#### Texte fourni

L’Irlande du centre
Le gène de l’esprit d’entreprise
Dans la majorité des cas, cette Irlande est celle qu’on traverse en coup de vent pour accéder au plus vite à la sauvage côte ouest. Et, pourtant, les comtés de Leitrim, Roscommon et Cavan représentent l’Irlande profonde, celle des lacs et rivières, celle des petits métiers, peu visitée et plus intime, celle qui se conforme à la nouvelle tendance de «slow tourism», qui préférera la randonnée pédestre, cycliste ou équestre et une approche riche en contacts humains.

########

* **Objectif de l'exercice**
Transcrivez à l'identique, dans le texte sur l'Irlande du centre ci-dessus, tout ce qui va de «L’Irlande du centre» jusqu'à «en contacts humains.».

#### Extraits de données

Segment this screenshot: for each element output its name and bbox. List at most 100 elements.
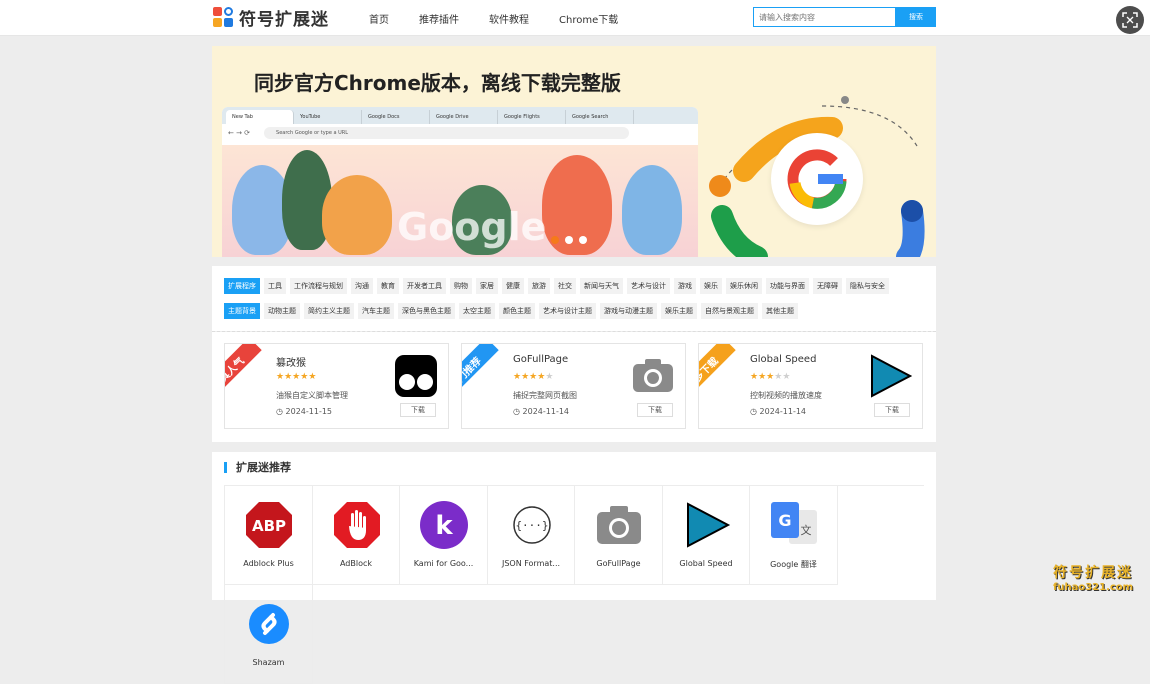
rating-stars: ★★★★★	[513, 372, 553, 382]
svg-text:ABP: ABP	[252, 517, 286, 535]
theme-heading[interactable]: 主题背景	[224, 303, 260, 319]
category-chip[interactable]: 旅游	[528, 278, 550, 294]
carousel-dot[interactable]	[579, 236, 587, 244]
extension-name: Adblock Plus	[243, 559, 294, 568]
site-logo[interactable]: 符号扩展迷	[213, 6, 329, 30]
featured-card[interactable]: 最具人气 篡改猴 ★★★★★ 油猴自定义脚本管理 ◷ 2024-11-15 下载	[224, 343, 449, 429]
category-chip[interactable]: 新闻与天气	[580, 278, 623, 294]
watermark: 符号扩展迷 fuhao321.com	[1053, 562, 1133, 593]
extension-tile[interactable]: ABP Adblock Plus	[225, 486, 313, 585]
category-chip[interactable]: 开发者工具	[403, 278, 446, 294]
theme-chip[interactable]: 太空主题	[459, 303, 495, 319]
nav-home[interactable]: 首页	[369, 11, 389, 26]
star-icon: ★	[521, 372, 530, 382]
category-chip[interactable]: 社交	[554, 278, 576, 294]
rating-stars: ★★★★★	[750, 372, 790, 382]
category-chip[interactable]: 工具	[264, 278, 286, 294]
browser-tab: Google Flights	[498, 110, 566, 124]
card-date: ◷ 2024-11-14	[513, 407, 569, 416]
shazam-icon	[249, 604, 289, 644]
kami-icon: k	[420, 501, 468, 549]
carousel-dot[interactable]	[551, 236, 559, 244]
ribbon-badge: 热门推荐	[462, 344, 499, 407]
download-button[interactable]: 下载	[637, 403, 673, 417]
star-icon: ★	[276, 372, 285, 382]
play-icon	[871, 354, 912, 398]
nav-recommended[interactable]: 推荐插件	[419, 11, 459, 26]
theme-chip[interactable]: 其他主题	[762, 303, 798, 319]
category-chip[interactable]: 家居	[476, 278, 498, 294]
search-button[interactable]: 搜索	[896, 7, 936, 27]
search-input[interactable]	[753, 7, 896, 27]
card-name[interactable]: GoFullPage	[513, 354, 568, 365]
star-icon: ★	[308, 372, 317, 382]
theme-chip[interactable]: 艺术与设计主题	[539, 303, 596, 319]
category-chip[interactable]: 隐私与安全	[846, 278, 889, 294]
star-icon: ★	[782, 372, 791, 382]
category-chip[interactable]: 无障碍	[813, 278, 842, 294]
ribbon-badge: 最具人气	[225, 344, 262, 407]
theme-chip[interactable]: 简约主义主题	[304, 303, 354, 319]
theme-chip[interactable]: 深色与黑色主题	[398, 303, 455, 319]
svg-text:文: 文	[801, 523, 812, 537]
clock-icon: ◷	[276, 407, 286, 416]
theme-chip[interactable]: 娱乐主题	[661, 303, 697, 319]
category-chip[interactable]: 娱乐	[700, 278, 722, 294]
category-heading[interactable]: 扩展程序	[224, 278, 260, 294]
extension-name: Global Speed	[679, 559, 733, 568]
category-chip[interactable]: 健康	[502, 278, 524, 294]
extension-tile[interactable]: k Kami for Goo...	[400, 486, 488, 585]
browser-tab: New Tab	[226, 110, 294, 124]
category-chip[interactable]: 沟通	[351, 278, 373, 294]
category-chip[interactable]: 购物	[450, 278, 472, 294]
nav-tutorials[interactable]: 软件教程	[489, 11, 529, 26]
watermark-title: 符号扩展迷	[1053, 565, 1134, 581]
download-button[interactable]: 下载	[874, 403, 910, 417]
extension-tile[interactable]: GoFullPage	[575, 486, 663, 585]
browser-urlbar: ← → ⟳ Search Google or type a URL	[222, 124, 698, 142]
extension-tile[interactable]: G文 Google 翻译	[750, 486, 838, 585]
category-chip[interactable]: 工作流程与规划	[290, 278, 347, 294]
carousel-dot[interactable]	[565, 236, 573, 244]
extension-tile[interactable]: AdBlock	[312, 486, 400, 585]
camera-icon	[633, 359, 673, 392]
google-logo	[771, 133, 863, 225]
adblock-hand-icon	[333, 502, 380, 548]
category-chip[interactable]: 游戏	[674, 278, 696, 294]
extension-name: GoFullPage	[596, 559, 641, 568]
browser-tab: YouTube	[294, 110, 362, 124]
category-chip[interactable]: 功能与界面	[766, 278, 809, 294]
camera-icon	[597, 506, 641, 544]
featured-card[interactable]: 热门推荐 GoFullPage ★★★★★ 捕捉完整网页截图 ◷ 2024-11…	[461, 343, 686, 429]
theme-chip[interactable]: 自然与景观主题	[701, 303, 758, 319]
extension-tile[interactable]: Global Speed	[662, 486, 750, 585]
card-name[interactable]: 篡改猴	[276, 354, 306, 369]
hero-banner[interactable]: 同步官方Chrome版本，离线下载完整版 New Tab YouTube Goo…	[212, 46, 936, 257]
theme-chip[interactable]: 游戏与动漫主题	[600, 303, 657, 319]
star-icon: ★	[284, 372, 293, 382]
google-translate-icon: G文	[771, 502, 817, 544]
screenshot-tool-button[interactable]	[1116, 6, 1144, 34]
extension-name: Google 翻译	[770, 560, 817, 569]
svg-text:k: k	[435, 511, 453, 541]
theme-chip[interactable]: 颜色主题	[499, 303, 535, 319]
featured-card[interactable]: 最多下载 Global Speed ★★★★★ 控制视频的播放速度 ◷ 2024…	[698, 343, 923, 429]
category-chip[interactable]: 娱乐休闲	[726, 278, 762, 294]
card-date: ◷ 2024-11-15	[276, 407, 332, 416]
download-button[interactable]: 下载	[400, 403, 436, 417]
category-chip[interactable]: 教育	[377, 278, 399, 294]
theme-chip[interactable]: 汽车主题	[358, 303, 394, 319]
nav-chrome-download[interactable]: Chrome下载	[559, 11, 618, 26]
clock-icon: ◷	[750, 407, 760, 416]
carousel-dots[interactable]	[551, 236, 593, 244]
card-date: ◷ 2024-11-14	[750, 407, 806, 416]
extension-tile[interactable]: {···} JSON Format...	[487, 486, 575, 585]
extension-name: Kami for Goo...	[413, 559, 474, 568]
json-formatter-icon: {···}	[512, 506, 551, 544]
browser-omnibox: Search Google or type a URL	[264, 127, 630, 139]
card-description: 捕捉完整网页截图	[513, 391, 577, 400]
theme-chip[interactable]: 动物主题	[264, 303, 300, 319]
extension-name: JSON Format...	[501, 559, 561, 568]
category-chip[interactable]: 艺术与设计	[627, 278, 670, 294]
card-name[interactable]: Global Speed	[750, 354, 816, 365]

########
#### Extraits de données

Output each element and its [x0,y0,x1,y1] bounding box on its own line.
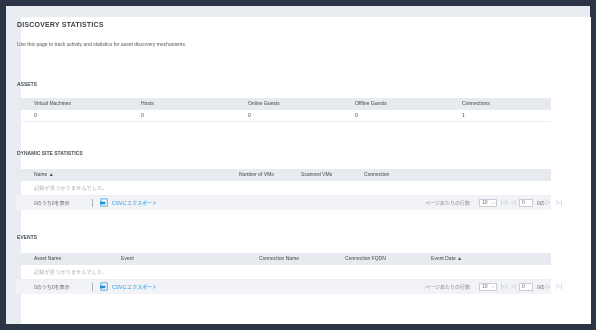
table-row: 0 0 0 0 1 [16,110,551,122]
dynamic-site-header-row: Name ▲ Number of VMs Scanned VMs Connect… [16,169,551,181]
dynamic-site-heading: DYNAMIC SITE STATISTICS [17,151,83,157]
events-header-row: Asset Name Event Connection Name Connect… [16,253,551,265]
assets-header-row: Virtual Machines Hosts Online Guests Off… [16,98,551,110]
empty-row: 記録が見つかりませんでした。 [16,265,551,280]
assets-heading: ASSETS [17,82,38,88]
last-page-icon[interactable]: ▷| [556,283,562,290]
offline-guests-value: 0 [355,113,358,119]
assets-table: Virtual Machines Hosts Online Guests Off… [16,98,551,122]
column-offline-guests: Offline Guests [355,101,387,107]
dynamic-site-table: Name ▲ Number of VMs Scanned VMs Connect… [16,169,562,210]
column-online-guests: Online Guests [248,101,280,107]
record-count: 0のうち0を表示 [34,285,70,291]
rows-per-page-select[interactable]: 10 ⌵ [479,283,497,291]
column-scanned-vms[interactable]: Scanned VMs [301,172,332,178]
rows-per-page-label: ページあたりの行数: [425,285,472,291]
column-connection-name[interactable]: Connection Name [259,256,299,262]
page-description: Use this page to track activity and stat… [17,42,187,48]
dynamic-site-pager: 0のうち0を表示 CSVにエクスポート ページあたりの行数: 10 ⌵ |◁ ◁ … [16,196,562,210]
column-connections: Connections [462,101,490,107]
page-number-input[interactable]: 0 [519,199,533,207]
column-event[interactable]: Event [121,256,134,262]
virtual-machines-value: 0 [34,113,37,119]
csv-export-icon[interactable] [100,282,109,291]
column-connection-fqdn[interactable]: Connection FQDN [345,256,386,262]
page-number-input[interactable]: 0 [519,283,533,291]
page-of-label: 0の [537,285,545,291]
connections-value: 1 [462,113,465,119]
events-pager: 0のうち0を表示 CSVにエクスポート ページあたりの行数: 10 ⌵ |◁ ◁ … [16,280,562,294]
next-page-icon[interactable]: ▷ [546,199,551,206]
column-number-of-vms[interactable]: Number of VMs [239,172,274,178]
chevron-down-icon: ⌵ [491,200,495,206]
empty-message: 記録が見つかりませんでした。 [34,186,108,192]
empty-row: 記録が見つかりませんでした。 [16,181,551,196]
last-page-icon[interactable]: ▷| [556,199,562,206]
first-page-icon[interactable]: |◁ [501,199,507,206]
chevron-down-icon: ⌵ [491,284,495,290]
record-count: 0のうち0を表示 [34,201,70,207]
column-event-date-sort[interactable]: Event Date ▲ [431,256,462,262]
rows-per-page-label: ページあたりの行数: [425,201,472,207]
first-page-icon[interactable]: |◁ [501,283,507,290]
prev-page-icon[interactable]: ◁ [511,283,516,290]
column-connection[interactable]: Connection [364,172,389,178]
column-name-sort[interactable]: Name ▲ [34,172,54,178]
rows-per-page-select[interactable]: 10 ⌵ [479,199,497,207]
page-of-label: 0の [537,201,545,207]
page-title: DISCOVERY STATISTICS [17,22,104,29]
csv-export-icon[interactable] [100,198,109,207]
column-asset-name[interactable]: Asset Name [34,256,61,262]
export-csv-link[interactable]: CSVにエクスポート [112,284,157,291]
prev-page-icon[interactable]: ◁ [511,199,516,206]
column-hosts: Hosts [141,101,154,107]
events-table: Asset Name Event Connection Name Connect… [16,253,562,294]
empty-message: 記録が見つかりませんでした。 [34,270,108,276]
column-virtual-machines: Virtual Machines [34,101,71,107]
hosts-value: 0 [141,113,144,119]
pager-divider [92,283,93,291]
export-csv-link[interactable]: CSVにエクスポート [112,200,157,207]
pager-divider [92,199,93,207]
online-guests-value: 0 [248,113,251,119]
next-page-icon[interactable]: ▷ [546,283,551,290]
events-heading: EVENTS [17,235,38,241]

########

* **Tâche réalisée**
L’Irlande du centre
Le gène de l’esprit d’entreprise
Dans la majorité des cas, cette Irlande est celle qu’on traverse en coup de vent pour accéder au plus vite à la sauvage côte ouest. Et, pourtant, les comtés de Leitrim, Roscommon et Cavan représentent l’Irlande profonde, celle des lacs et rivières, celle des petits métiers, peu visitée et plus intime, celle qui se conforme à la nouvelle tendance de «slow tourism», qui préférera la randonnée pédestre, cycliste ou équestre et une approche riche en contacts humains.